■ Supplied data ■
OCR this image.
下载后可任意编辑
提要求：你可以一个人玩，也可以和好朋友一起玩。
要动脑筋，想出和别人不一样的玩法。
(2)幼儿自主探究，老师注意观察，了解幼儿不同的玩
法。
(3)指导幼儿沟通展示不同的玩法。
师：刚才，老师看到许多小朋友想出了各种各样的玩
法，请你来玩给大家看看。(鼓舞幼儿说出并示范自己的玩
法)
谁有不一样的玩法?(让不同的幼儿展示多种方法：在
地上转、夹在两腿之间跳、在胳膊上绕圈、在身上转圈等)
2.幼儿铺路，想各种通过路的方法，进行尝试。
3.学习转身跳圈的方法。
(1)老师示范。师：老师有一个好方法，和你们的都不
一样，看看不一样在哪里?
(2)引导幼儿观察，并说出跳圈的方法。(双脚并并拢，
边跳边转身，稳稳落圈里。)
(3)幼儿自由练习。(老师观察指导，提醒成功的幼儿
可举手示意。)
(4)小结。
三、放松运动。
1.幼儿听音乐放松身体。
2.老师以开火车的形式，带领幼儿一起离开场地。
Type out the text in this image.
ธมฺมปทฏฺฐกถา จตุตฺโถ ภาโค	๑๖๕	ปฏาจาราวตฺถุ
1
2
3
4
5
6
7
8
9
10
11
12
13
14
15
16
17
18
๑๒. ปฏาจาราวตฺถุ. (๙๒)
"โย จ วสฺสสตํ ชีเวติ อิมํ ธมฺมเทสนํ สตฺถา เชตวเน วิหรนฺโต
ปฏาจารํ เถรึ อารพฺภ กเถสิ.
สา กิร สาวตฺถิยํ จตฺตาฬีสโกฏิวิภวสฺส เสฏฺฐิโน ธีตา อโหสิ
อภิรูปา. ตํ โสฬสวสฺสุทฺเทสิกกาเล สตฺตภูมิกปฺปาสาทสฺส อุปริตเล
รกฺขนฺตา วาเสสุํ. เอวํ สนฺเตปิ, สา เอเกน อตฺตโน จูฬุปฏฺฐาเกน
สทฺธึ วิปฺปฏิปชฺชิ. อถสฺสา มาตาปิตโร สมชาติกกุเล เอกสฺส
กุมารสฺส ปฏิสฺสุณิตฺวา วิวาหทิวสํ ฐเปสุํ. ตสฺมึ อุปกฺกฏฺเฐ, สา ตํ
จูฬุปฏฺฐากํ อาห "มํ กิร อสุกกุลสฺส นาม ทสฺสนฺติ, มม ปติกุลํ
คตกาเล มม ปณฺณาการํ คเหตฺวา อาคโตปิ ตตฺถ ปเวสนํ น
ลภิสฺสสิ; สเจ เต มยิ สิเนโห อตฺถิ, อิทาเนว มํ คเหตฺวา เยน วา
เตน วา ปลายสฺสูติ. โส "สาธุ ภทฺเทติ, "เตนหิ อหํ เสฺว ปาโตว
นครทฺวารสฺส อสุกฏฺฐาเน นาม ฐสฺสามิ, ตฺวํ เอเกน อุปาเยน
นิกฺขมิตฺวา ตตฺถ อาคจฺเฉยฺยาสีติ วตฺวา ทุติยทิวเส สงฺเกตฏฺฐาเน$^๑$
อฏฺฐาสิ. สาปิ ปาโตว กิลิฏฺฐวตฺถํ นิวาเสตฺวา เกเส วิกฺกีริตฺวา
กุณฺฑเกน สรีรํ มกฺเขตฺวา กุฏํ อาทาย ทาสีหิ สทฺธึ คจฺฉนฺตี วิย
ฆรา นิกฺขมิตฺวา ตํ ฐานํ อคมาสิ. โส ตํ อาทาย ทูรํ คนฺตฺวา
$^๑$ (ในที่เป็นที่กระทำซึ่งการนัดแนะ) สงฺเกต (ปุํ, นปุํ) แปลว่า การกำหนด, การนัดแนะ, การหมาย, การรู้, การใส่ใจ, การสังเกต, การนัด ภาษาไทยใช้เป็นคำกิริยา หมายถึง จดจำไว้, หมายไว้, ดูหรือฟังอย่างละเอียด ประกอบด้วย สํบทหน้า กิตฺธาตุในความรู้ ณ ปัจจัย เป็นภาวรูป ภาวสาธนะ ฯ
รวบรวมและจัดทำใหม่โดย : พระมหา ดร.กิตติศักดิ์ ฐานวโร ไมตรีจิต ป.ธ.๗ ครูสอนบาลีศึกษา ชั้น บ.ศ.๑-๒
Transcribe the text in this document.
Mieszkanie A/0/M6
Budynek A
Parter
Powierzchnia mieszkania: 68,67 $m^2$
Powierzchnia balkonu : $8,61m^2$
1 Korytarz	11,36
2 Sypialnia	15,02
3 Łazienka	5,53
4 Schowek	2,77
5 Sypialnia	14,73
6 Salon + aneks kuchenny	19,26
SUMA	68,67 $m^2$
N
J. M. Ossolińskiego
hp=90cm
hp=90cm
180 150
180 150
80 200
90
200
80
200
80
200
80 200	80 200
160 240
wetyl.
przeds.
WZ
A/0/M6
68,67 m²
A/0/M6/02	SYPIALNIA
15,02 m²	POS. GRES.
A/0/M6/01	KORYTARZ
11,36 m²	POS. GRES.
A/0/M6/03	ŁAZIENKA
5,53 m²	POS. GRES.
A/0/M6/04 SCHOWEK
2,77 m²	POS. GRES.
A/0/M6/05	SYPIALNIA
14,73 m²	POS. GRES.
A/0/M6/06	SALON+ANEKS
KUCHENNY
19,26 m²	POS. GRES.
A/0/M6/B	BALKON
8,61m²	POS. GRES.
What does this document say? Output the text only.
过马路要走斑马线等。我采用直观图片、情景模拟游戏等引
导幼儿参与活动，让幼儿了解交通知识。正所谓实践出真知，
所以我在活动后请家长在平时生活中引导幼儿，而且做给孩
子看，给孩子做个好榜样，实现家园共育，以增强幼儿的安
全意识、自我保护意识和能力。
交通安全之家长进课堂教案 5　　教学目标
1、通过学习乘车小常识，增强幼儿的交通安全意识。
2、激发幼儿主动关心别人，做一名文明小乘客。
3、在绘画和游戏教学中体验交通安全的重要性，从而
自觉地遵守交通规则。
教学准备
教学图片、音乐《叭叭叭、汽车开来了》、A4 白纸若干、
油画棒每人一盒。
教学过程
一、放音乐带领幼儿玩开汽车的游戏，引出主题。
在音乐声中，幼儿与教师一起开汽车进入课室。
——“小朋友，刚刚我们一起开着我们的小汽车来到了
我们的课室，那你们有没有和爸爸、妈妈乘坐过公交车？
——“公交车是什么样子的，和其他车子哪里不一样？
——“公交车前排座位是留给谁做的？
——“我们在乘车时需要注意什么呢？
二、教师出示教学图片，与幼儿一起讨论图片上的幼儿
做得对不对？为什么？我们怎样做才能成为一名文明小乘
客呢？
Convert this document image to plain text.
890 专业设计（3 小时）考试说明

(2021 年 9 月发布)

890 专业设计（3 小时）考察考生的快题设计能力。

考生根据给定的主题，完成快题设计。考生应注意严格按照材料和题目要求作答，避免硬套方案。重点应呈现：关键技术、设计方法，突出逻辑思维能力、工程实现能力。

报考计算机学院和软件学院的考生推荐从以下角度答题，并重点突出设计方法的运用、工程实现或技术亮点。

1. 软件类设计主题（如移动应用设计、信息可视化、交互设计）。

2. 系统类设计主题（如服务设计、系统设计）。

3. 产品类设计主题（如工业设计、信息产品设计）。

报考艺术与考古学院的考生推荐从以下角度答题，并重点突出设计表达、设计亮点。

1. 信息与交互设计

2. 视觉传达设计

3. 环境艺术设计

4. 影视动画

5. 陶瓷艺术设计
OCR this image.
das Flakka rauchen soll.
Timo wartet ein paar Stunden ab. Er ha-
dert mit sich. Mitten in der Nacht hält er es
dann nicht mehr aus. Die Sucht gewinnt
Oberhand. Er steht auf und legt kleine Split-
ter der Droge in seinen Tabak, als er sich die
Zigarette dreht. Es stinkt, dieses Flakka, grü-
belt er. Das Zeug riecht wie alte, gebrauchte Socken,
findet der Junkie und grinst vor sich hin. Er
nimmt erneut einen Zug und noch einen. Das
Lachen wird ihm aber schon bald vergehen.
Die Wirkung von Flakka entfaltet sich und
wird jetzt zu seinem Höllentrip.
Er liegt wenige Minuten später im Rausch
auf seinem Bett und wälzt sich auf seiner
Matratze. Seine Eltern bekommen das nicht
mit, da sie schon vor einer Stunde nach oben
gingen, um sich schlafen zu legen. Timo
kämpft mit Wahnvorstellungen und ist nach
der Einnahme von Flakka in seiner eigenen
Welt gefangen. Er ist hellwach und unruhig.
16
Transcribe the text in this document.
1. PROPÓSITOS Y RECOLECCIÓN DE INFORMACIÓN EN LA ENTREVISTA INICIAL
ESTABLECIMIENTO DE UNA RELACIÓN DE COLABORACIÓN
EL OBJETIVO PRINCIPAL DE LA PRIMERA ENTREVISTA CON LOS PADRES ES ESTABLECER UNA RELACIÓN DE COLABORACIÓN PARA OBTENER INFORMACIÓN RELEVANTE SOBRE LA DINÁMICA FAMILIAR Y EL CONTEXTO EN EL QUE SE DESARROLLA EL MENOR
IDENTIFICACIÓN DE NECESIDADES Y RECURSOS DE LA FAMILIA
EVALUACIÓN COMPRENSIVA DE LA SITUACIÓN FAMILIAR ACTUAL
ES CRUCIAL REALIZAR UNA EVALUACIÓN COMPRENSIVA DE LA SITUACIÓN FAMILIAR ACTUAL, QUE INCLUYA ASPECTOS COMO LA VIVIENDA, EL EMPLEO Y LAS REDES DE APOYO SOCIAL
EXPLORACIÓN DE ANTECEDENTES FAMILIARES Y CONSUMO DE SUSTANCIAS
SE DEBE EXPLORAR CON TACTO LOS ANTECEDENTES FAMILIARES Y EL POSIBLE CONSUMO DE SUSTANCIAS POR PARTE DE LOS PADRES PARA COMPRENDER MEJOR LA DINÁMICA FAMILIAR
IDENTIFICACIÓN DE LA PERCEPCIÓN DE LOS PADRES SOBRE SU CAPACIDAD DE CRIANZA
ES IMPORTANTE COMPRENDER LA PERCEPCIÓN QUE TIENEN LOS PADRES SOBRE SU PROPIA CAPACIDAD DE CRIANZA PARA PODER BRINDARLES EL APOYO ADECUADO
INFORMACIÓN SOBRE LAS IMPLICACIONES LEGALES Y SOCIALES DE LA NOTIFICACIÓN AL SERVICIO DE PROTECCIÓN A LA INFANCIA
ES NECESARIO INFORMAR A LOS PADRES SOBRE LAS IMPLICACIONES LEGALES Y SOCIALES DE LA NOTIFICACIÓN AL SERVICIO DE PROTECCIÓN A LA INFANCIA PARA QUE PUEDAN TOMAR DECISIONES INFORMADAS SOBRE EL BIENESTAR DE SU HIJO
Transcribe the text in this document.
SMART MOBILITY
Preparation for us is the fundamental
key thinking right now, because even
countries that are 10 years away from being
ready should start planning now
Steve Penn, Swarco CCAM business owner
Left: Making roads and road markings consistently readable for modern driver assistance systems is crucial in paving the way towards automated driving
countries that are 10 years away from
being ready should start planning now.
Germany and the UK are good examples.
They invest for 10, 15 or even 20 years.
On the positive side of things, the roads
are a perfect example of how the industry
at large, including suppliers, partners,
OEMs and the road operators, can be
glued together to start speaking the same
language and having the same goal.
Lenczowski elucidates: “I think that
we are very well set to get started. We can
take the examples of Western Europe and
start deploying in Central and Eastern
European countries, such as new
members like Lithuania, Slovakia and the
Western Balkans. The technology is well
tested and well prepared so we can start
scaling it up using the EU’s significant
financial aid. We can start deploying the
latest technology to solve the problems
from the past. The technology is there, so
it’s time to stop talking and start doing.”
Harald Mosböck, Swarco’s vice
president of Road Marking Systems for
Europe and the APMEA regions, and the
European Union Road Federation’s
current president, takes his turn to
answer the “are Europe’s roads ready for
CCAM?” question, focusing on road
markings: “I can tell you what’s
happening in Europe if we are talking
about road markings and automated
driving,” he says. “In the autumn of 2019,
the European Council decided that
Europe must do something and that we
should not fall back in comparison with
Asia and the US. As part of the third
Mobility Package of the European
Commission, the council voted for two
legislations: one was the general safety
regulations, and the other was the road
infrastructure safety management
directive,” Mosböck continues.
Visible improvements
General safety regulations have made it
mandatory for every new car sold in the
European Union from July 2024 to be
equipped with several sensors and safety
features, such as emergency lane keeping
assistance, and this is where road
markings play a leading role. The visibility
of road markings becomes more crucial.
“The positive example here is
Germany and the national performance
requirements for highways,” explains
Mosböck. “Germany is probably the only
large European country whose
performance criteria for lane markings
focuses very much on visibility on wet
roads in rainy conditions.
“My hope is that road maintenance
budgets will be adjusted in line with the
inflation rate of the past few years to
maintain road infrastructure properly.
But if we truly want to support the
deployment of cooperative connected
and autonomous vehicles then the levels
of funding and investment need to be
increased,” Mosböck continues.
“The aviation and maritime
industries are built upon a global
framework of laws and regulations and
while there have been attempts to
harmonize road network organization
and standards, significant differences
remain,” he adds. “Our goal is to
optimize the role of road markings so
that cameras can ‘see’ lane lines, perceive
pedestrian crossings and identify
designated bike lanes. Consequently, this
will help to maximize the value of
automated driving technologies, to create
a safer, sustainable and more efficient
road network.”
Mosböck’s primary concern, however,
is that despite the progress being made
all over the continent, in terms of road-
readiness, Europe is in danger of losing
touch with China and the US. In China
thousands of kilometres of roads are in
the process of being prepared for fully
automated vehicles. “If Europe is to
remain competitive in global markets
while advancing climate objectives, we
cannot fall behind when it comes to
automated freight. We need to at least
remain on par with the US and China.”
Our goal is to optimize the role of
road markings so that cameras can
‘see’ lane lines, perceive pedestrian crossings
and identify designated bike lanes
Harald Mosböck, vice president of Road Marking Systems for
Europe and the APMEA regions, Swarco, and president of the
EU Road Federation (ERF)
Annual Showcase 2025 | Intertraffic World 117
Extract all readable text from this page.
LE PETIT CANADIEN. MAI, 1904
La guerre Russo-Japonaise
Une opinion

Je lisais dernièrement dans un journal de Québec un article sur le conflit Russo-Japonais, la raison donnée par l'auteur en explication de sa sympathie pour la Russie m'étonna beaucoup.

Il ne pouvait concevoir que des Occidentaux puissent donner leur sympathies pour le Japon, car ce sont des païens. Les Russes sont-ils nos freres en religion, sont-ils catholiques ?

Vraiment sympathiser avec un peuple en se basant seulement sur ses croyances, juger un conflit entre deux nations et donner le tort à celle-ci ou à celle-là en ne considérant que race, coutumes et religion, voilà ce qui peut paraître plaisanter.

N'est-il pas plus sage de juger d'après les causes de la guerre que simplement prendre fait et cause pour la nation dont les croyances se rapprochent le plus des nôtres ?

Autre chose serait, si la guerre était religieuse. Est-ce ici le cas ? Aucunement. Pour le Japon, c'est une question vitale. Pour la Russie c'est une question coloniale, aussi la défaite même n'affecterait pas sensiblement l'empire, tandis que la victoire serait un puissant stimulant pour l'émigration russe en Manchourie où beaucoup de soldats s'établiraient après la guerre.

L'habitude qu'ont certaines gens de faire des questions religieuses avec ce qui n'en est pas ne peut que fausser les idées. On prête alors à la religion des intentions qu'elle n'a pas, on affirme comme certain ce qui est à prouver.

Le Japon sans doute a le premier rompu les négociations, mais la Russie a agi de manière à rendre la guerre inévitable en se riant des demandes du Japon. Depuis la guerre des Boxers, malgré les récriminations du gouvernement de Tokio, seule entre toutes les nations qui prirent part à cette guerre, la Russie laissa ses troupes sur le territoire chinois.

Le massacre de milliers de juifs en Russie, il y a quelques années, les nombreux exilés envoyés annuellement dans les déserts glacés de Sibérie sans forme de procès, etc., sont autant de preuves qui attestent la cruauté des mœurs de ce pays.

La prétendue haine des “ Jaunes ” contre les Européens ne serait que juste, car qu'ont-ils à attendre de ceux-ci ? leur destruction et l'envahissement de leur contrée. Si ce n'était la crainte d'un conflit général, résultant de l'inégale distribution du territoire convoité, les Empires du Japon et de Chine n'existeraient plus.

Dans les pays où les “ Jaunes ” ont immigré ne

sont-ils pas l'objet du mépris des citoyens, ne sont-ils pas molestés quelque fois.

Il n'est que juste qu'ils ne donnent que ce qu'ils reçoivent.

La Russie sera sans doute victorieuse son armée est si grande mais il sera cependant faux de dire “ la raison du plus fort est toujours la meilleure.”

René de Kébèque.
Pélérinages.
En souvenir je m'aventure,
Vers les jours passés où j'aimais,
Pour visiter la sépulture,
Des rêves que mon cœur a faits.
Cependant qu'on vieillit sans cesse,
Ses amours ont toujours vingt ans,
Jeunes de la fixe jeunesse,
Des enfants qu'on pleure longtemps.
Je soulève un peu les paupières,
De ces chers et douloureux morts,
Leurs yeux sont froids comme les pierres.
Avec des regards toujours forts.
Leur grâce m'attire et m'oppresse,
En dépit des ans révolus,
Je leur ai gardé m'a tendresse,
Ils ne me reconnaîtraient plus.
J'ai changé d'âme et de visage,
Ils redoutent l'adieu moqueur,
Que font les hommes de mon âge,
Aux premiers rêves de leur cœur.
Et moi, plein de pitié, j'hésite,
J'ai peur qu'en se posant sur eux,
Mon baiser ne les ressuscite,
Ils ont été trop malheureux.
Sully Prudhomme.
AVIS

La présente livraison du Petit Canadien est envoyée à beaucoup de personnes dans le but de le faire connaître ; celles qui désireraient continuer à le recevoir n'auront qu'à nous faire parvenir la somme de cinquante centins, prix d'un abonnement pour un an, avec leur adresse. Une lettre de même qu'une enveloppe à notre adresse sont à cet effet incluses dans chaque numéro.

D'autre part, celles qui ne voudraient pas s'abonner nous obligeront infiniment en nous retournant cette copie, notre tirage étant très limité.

■ Directive ■
Find each line holding the word "lines" and copy it.

■ The output ■
that cameras can ‘see’ lane lines, perceive
‘see’ lane lines, perceive pedestrian crossings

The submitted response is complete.